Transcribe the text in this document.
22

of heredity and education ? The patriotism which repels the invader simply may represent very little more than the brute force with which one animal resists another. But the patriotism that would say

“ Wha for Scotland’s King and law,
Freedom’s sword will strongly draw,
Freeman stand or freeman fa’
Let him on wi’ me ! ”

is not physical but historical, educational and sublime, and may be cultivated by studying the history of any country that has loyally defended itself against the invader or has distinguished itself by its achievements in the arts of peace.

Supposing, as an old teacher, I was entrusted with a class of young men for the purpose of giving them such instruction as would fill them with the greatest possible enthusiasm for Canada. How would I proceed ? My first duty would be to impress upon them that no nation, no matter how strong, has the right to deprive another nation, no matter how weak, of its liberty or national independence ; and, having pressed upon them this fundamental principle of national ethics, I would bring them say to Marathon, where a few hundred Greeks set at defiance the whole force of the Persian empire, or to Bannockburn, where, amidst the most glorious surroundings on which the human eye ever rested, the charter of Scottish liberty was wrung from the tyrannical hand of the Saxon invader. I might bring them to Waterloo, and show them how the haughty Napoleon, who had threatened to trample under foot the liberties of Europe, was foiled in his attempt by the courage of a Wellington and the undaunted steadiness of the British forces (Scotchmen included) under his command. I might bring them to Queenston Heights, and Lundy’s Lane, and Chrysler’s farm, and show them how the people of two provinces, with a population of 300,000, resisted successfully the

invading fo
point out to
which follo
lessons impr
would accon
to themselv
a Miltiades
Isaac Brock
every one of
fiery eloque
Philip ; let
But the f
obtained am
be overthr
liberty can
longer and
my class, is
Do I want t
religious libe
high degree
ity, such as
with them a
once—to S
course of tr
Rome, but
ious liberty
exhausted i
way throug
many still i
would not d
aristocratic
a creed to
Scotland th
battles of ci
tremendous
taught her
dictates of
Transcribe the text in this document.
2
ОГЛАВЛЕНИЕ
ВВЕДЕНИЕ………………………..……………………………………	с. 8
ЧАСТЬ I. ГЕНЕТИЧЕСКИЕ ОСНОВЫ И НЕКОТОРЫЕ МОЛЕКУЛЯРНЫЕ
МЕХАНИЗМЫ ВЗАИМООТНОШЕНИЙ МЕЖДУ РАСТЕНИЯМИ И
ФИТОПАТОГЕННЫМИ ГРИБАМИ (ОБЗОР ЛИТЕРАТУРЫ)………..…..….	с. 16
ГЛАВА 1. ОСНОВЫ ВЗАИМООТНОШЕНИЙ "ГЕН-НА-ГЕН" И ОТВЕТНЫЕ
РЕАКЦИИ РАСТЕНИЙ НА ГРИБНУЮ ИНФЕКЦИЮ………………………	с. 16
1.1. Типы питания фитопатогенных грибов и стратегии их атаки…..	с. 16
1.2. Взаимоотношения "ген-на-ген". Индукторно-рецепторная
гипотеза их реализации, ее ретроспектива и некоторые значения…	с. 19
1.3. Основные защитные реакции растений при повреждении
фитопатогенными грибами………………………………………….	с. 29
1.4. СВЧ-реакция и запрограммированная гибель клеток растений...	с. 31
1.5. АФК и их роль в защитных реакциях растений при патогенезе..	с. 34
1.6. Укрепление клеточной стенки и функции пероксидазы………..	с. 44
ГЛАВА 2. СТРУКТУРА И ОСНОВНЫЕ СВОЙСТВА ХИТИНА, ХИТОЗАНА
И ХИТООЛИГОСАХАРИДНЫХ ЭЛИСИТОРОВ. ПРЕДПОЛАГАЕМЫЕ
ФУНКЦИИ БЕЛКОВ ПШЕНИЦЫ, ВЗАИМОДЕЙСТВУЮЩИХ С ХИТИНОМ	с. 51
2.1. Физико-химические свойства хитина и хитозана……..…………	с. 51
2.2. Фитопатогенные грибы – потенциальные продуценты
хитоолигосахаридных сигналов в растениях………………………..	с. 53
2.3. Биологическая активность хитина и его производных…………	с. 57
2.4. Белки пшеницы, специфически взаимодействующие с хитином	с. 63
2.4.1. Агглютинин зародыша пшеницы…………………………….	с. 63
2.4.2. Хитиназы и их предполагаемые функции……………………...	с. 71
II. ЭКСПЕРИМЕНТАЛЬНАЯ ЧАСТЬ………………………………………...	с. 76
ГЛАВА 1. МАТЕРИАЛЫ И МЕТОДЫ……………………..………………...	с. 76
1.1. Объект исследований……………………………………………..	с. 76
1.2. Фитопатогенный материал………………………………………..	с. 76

• What is asked
Using the data above, print every record exactly as shown.

• Completed exercise
Transcribe the text in this document.
22

of heredity and education ? The patriotism which repels the invader simply may represent very little more than the brute force with which one animal resists another. But the patriotism that would say

“ Wha for Scotland’s King and law,
Freedom’s sword will strongly draw,
Freeman stand or freeman fa’
Let him on wi’ me ! ”

is not physical but historical, educational and sublime, and may be cultivated by studying the history of any country that has loyally defended itself against the invader or has distinguished itself by its achievements in the arts of peace.

Supposing, as an old teacher, I was entrusted with a class of young men for the purpose of giving them such instruction as would fill them with the greatest possible enthusiasm for Canada. How would I proceed ? My first duty would be to impress upon them that no nation, no matter how strong, has the right to deprive another nation, no matter how weak, of its liberty or national independence ; and, having pressed upon them this fundamental principle of national ethics, I would bring them say to Marathon, where a few hundred Greeks set at defiance the whole force of the Persian empire, or to Bannockburn, where, amidst the most glorious surroundings on which the human eye ever rested, the charter of Scottish liberty was wrung from the tyrannical hand of the Saxon invader. I might bring them to Waterloo, and show them how the haughty Napoleon, who had threatened to trample under foot the liberties of Europe, was foiled in his attempt by the courage of a Wellington and the undaunted steadiness of the British forces (Scotchmen included) under his command. I might bring them to Queenston Heights, and Lundy’s Lane, and Chrysler’s farm, and show them how the people of two provinces, with a population of 300,000, resisted successfully the

invading fo
point out to
which follo
lessons impr
would accon
to themselv
a Miltiades
Isaac Brock
every one of
fiery eloque
Philip ; let
But the f
obtained am
be overthr
liberty can
longer and
my class, is
Do I want t
religious libe
high degree
ity, such as
with them a
once—to S
course of tr
Rome, but
ious liberty
exhausted i
way throug
many still i
would not d
aristocratic
a creed to
Scotland th
battles of ci
tremendous
taught her
dictates of
Transcribe the text in this document.
2
ОГЛАВЛЕНИЕ
ВВЕДЕНИЕ………………………..……………………………………	с. 8
ЧАСТЬ I. ГЕНЕТИЧЕСКИЕ ОСНОВЫ И НЕКОТОРЫЕ МОЛЕКУЛЯРНЫЕ
МЕХАНИЗМЫ ВЗАИМООТНОШЕНИЙ МЕЖДУ РАСТЕНИЯМИ И
ФИТОПАТОГЕННЫМИ ГРИБАМИ (ОБЗОР ЛИТЕРАТУРЫ)………..…..….	с. 16
ГЛАВА 1. ОСНОВЫ ВЗАИМООТНОШЕНИЙ "ГЕН-НА-ГЕН" И ОТВЕТНЫЕ
РЕАКЦИИ РАСТЕНИЙ НА ГРИБНУЮ ИНФЕКЦИЮ………………………	с. 16
1.1. Типы питания фитопатогенных грибов и стратегии их атаки…..	с. 16
1.2. Взаимоотношения "ген-на-ген". Индукторно-рецепторная
гипотеза их реализации, ее ретроспектива и некоторые значения…	с. 19
1.3. Основные защитные реакции растений при повреждении
фитопатогенными грибами………………………………………….	с. 29
1.4. СВЧ-реакция и запрограммированная гибель клеток растений...	с. 31
1.5. АФК и их роль в защитных реакциях растений при патогенезе..	с. 34
1.6. Укрепление клеточной стенки и функции пероксидазы………..	с. 44
ГЛАВА 2. СТРУКТУРА И ОСНОВНЫЕ СВОЙСТВА ХИТИНА, ХИТОЗАНА
И ХИТООЛИГОСАХАРИДНЫХ ЭЛИСИТОРОВ. ПРЕДПОЛАГАЕМЫЕ
ФУНКЦИИ БЕЛКОВ ПШЕНИЦЫ, ВЗАИМОДЕЙСТВУЮЩИХ С ХИТИНОМ	с. 51
2.1. Физико-химические свойства хитина и хитозана……..…………	с. 51
2.2. Фитопатогенные грибы – потенциальные продуценты
хитоолигосахаридных сигналов в растениях………………………..	с. 53
2.3. Биологическая активность хитина и его производных…………	с. 57
2.4. Белки пшеницы, специфически взаимодействующие с хитином	с. 63
2.4.1. Агглютинин зародыша пшеницы…………………………….	с. 63
2.4.2. Хитиназы и их предполагаемые функции……………………...	с. 71
II. ЭКСПЕРИМЕНТАЛЬНАЯ ЧАСТЬ………………………………………...	с. 76
ГЛАВА 1. МАТЕРИАЛЫ И МЕТОДЫ……………………..………………...	с. 76
1.1. Объект исследований……………………………………………..	с. 76
1.2. Фитопатогенный материал………………………………………..	с. 76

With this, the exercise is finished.